#### PROVIDED RECORDS

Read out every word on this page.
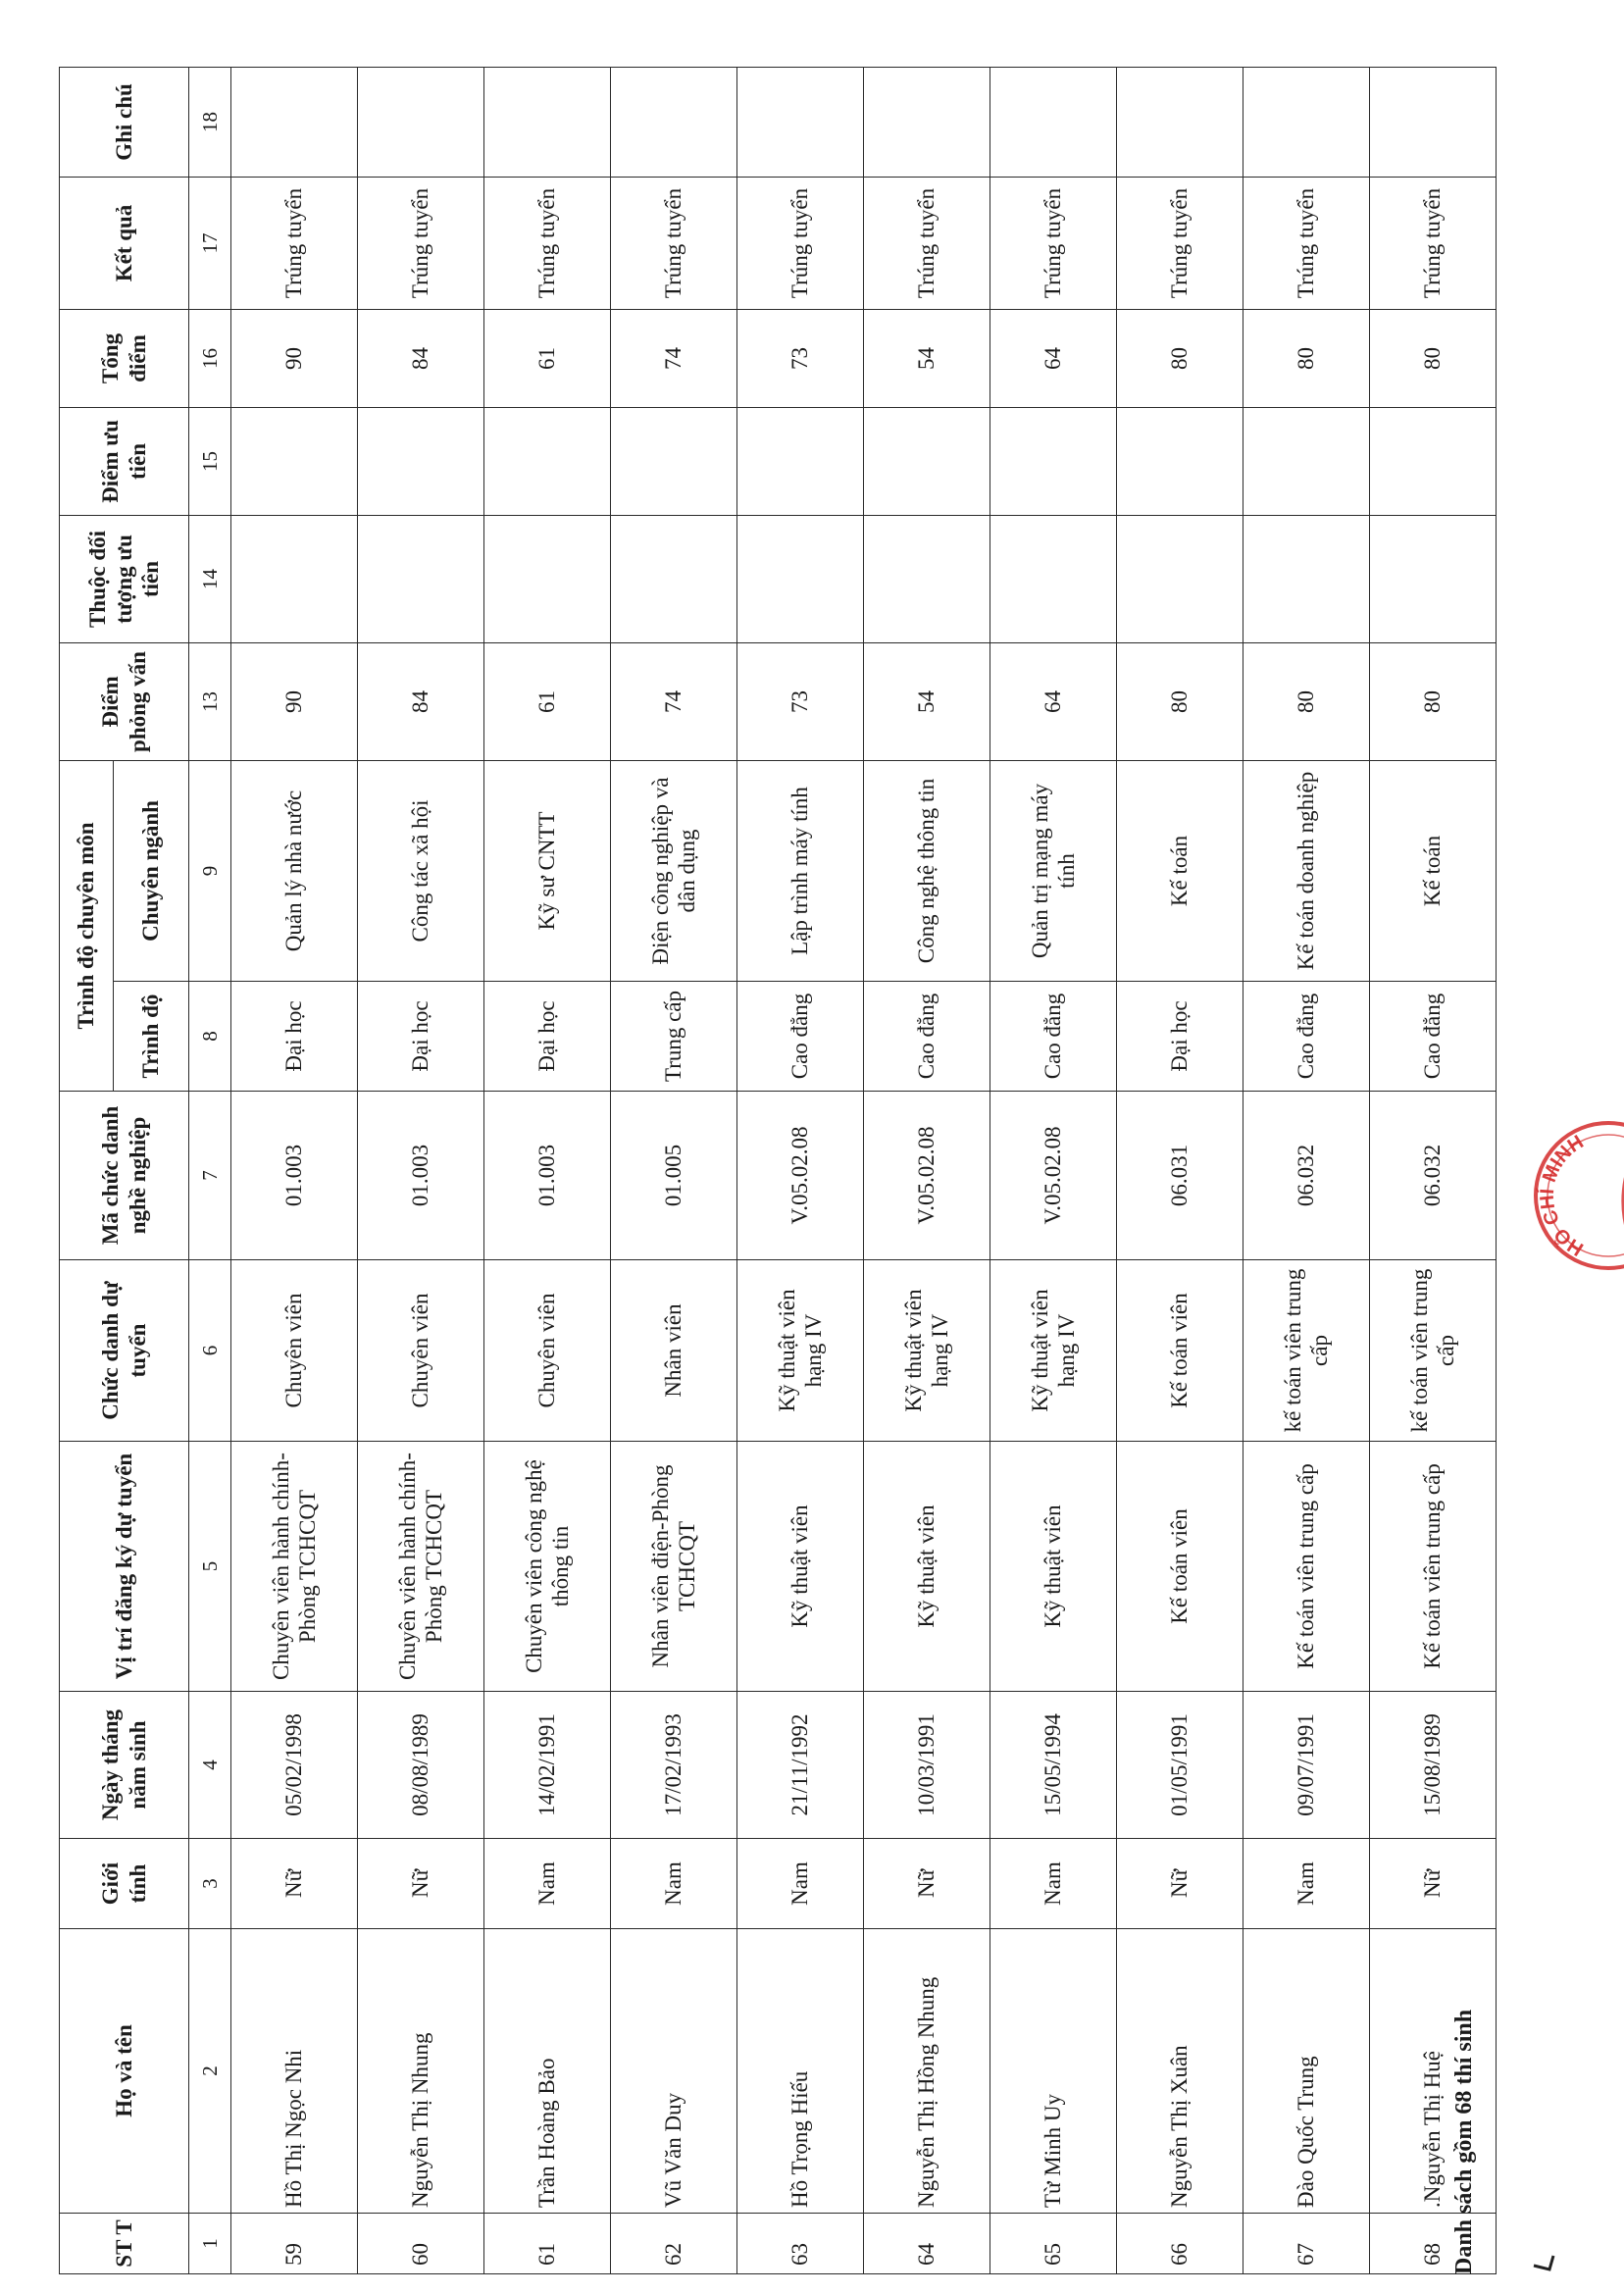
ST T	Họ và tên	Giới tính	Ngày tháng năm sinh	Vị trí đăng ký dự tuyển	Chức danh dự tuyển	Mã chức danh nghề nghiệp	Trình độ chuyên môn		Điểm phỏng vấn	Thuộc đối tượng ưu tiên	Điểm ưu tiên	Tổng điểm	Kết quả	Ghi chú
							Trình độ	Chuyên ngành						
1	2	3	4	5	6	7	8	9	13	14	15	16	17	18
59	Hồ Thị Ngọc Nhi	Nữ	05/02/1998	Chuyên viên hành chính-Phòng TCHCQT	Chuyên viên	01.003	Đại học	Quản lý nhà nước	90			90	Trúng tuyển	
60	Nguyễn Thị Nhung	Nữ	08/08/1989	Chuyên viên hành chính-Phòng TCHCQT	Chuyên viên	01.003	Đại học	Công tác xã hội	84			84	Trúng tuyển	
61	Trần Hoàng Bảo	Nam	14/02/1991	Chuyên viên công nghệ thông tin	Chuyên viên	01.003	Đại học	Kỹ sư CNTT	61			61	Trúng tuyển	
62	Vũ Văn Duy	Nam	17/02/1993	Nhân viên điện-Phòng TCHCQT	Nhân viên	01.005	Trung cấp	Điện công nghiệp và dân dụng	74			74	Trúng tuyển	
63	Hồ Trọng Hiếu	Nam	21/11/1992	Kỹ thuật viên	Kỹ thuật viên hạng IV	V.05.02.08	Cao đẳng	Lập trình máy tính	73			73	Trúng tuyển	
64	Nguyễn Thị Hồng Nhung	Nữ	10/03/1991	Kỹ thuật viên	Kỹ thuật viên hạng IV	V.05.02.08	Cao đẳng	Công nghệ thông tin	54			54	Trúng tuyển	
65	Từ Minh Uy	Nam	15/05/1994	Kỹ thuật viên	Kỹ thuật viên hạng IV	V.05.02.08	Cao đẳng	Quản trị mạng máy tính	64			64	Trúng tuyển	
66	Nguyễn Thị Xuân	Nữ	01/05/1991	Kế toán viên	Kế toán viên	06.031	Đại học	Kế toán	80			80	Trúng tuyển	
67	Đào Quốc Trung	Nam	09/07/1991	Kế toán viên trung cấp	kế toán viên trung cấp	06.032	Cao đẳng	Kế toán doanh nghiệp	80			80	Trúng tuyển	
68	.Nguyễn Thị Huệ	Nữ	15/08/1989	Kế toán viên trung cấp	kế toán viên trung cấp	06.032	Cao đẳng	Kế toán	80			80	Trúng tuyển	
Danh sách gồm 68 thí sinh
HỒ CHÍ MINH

########
#### PROVIDED RECORDS

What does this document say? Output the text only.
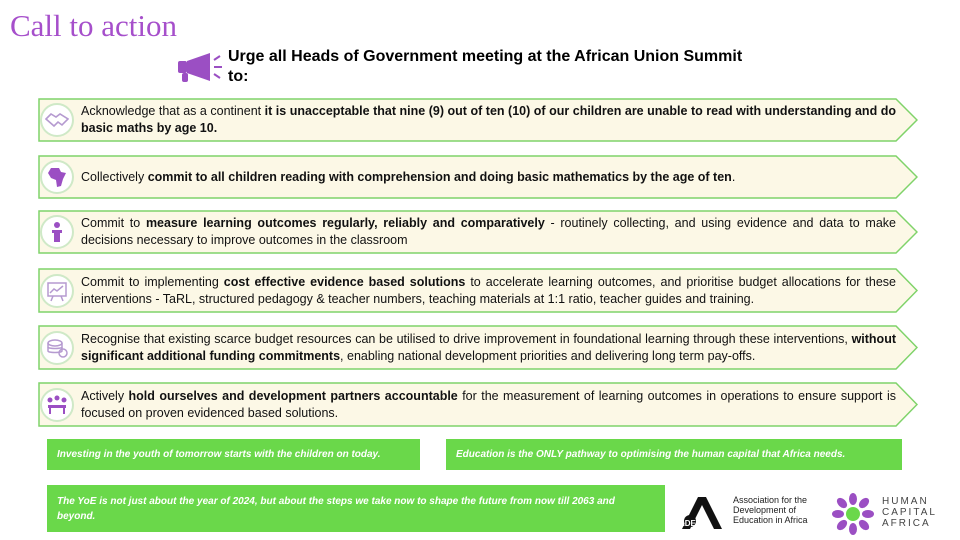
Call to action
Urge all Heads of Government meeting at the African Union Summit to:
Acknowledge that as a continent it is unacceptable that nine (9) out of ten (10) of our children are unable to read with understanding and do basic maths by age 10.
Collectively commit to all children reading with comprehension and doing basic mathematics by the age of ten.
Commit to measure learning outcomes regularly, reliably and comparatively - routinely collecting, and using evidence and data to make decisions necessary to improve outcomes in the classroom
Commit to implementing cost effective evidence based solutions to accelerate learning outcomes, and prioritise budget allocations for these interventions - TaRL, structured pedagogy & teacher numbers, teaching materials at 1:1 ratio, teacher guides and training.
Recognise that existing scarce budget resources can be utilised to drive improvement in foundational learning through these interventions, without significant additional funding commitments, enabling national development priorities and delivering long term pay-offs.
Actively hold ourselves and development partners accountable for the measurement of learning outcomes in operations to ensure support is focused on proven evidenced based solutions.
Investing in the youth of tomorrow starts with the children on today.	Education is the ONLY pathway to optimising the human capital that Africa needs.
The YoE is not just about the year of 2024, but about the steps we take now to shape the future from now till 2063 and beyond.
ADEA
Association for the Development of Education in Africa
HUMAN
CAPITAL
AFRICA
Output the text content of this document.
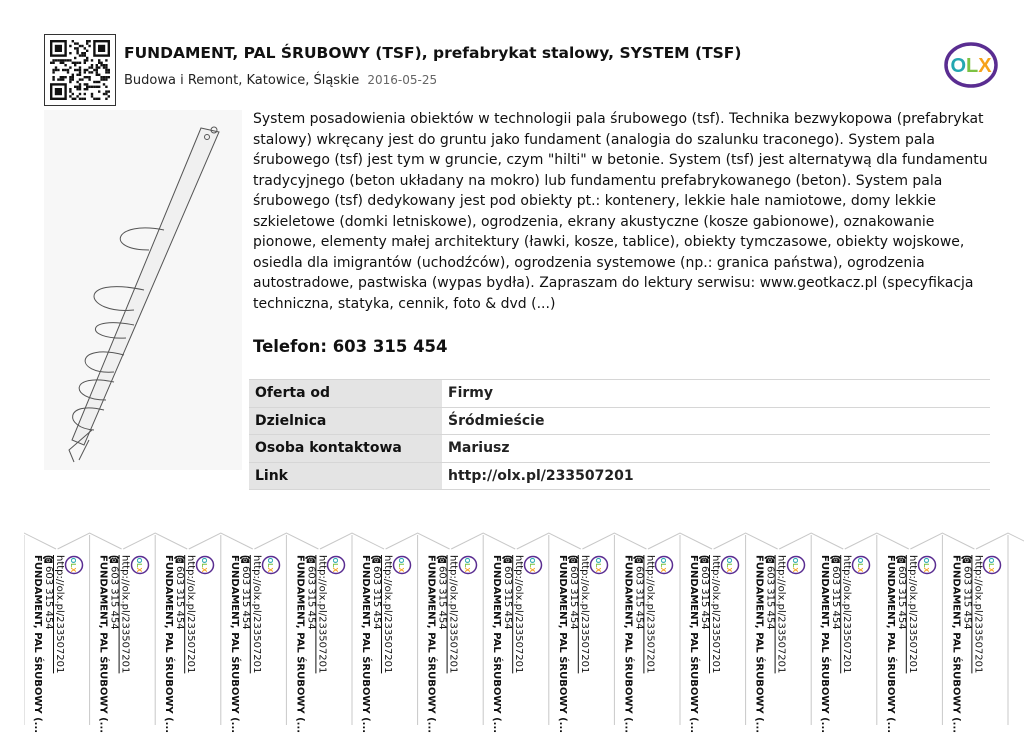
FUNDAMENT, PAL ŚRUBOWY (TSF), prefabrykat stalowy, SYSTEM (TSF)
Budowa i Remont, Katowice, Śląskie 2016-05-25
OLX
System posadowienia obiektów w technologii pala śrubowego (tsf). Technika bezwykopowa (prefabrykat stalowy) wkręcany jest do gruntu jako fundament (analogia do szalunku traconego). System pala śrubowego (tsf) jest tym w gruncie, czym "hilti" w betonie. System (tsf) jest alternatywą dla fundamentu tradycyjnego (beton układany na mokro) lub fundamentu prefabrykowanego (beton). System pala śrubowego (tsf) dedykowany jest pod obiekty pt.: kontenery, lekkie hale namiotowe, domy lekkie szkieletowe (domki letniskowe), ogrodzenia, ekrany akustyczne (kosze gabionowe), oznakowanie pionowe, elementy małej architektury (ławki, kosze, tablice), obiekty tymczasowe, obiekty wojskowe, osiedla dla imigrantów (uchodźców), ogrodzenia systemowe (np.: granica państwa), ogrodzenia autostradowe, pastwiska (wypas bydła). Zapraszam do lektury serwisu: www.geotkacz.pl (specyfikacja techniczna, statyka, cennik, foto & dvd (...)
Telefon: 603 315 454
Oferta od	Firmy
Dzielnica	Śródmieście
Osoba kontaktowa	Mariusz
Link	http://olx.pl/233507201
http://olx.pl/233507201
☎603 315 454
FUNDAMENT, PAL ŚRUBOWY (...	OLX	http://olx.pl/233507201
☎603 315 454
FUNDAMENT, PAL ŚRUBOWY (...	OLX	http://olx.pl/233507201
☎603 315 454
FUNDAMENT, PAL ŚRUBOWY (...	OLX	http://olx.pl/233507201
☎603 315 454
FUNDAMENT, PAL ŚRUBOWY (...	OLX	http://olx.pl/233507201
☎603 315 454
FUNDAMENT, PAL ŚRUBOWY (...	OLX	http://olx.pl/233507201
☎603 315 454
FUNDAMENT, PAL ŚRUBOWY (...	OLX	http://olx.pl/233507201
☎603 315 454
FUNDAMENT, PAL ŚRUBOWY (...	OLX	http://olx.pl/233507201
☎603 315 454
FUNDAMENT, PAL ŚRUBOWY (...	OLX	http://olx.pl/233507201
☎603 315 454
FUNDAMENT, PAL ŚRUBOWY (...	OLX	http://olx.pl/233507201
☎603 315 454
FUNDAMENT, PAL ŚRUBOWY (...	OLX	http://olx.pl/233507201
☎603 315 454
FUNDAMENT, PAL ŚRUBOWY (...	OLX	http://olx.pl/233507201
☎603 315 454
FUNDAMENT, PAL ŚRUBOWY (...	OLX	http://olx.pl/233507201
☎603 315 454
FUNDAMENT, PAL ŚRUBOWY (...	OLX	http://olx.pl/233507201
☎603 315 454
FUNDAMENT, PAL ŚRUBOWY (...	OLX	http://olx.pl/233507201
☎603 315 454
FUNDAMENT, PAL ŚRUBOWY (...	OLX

########

Report only how many lines in the entries contain "Output".

2